╭─ Listed entries

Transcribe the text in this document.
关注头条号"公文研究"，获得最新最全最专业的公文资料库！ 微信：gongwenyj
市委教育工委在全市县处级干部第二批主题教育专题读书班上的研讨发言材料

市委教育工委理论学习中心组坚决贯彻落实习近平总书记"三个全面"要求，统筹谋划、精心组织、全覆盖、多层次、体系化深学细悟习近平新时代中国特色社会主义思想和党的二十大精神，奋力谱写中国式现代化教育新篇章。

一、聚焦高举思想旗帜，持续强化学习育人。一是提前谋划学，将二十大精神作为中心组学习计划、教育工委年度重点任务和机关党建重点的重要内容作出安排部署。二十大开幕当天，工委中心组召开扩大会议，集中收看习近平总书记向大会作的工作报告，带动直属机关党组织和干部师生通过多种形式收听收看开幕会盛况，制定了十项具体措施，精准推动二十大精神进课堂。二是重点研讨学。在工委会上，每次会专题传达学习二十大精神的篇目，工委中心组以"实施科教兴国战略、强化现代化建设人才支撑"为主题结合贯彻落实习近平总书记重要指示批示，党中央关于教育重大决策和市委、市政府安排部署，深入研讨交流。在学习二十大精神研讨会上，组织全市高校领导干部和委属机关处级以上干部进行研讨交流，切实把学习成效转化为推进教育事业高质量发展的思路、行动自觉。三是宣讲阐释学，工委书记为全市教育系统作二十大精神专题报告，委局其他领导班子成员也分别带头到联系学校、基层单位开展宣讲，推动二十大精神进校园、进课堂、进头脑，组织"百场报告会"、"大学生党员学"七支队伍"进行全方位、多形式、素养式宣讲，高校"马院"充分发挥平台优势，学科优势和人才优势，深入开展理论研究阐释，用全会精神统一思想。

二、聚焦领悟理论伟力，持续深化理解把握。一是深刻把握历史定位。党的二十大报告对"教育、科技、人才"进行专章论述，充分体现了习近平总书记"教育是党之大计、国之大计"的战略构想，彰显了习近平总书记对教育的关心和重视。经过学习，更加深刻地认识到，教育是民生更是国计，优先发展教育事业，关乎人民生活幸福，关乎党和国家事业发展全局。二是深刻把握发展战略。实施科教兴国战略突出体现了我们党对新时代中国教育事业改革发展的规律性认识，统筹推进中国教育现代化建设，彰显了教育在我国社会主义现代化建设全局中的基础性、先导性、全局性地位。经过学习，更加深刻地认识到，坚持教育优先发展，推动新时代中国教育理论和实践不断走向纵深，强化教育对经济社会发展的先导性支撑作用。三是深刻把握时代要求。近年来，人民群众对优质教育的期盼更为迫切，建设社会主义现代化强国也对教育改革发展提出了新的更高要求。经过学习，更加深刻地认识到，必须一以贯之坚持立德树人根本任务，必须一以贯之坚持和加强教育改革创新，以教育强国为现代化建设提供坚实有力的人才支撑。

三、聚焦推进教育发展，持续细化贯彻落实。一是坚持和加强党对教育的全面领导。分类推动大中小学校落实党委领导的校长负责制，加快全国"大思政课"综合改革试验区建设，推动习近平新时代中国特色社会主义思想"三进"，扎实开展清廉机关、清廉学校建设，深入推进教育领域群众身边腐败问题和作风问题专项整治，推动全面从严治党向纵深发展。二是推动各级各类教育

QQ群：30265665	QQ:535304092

╰─

# What is required:
Please repeat all the records above exactly as they appear.

# Answer to this problem:
Transcribe the text in this document.
关注头条号"公文研究"，获得最新最全最专业的公文资料库！ 微信：gongwenyj
市委教育工委在全市县处级干部第二批主题教育专题读书班上的研讨发言材料

市委教育工委理论学习中心组坚决贯彻落实习近平总书记"三个全面"要求，统筹谋划、精心组织、全覆盖、多层次、体系化深学细悟习近平新时代中国特色社会主义思想和党的二十大精神，奋力谱写中国式现代化教育新篇章。

一、聚焦高举思想旗帜，持续强化学习育人。一是提前谋划学，将二十大精神作为中心组学习计划、教育工委年度重点任务和机关党建重点的重要内容作出安排部署。二十大开幕当天，工委中心组召开扩大会议，集中收看习近平总书记向大会作的工作报告，带动直属机关党组织和干部师生通过多种形式收听收看开幕会盛况，制定了十项具体措施，精准推动二十大精神进课堂。二是重点研讨学。在工委会上，每次会专题传达学习二十大精神的篇目，工委中心组以"实施科教兴国战略、强化现代化建设人才支撑"为主题结合贯彻落实习近平总书记重要指示批示，党中央关于教育重大决策和市委、市政府安排部署，深入研讨交流。在学习二十大精神研讨会上，组织全市高校领导干部和委属机关处级以上干部进行研讨交流，切实把学习成效转化为推进教育事业高质量发展的思路、行动自觉。三是宣讲阐释学，工委书记为全市教育系统作二十大精神专题报告，委局其他领导班子成员也分别带头到联系学校、基层单位开展宣讲，推动二十大精神进校园、进课堂、进头脑，组织"百场报告会"、"大学生党员学"七支队伍"进行全方位、多形式、素养式宣讲，高校"马院"充分发挥平台优势，学科优势和人才优势，深入开展理论研究阐释，用全会精神统一思想。

二、聚焦领悟理论伟力，持续深化理解把握。一是深刻把握历史定位。党的二十大报告对"教育、科技、人才"进行专章论述，充分体现了习近平总书记"教育是党之大计、国之大计"的战略构想，彰显了习近平总书记对教育的关心和重视。经过学习，更加深刻地认识到，教育是民生更是国计，优先发展教育事业，关乎人民生活幸福，关乎党和国家事业发展全局。二是深刻把握发展战略。实施科教兴国战略突出体现了我们党对新时代中国教育事业改革发展的规律性认识，统筹推进中国教育现代化建设，彰显了教育在我国社会主义现代化建设全局中的基础性、先导性、全局性地位。经过学习，更加深刻地认识到，坚持教育优先发展，推动新时代中国教育理论和实践不断走向纵深，强化教育对经济社会发展的先导性支撑作用。三是深刻把握时代要求。近年来，人民群众对优质教育的期盼更为迫切，建设社会主义现代化强国也对教育改革发展提出了新的更高要求。经过学习，更加深刻地认识到，必须一以贯之坚持立德树人根本任务，必须一以贯之坚持和加强教育改革创新，以教育强国为现代化建设提供坚实有力的人才支撑。

三、聚焦推进教育发展，持续细化贯彻落实。一是坚持和加强党对教育的全面领导。分类推动大中小学校落实党委领导的校长负责制，加快全国"大思政课"综合改革试验区建设，推动习近平新时代中国特色社会主义思想"三进"，扎实开展清廉机关、清廉学校建设，深入推进教育领域群众身边腐败问题和作风问题专项整治，推动全面从严治党向纵深发展。二是推动各级各类教育

QQ群：30265665	QQ:535304092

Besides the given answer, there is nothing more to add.